'''

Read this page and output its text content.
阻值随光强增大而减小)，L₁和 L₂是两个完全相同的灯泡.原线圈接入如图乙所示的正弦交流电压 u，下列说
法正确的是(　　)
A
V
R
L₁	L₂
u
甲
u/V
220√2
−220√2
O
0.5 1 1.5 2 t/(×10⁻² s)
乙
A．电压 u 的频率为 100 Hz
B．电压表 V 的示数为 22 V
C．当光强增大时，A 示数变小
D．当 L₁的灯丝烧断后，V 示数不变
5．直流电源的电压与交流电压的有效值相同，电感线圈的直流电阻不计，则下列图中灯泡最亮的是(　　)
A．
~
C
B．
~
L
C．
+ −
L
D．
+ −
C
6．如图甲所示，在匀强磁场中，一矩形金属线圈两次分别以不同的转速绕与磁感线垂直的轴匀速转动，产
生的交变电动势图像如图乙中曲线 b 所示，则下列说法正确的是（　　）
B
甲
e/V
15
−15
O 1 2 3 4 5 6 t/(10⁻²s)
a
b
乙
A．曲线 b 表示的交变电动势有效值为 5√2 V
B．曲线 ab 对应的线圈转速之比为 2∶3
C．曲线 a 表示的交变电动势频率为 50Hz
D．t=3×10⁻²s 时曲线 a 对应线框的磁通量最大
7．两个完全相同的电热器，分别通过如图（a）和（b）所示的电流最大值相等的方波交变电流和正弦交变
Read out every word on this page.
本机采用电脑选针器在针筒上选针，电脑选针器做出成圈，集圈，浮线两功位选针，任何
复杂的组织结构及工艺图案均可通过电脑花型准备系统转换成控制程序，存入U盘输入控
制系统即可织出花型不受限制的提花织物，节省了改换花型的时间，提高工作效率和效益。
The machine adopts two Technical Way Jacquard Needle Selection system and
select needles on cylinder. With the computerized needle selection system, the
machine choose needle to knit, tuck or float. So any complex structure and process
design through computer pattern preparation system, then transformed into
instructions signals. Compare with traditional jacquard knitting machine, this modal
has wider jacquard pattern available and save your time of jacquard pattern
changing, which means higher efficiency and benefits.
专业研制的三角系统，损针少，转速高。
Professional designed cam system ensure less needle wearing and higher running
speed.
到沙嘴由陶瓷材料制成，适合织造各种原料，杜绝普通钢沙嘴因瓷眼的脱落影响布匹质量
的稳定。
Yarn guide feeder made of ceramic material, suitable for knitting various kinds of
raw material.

'''

_WHAT YOU WILL DO_
The listing above must be transcribed exactly, line by line.

_SOLVED PROBLEM_
Read this page and output its text content.
阻值随光强增大而减小)，L₁和 L₂是两个完全相同的灯泡.原线圈接入如图乙所示的正弦交流电压 u，下列说
法正确的是(　　)
A
V
R
L₁	L₂
u
甲
u/V
220√2
−220√2
O
0.5 1 1.5 2 t/(×10⁻² s)
乙
A．电压 u 的频率为 100 Hz
B．电压表 V 的示数为 22 V
C．当光强增大时，A 示数变小
D．当 L₁的灯丝烧断后，V 示数不变
5．直流电源的电压与交流电压的有效值相同，电感线圈的直流电阻不计，则下列图中灯泡最亮的是(　　)
A．
~
C
B．
~
L
C．
+ −
L
D．
+ −
C
6．如图甲所示，在匀强磁场中，一矩形金属线圈两次分别以不同的转速绕与磁感线垂直的轴匀速转动，产
生的交变电动势图像如图乙中曲线 b 所示，则下列说法正确的是（　　）
B
甲
e/V
15
−15
O 1 2 3 4 5 6 t/(10⁻²s)
a
b
乙
A．曲线 b 表示的交变电动势有效值为 5√2 V
B．曲线 ab 对应的线圈转速之比为 2∶3
C．曲线 a 表示的交变电动势频率为 50Hz
D．t=3×10⁻²s 时曲线 a 对应线框的磁通量最大
7．两个完全相同的电热器，分别通过如图（a）和（b）所示的电流最大值相等的方波交变电流和正弦交变
Read out every word on this page.
本机采用电脑选针器在针筒上选针，电脑选针器做出成圈，集圈，浮线两功位选针，任何
复杂的组织结构及工艺图案均可通过电脑花型准备系统转换成控制程序，存入U盘输入控
制系统即可织出花型不受限制的提花织物，节省了改换花型的时间，提高工作效率和效益。
The machine adopts two Technical Way Jacquard Needle Selection system and
select needles on cylinder. With the computerized needle selection system, the
machine choose needle to knit, tuck or float. So any complex structure and process
design through computer pattern preparation system, then transformed into
instructions signals. Compare with traditional jacquard knitting machine, this modal
has wider jacquard pattern available and save your time of jacquard pattern
changing, which means higher efficiency and benefits.
专业研制的三角系统，损针少，转速高。
Professional designed cam system ensure less needle wearing and higher running
speed.
到沙嘴由陶瓷材料制成，适合织造各种原料，杜绝普通钢沙嘴因瓷眼的脱落影响布匹质量
的稳定。
Yarn guide feeder made of ceramic material, suitable for knitting various kinds of
raw material.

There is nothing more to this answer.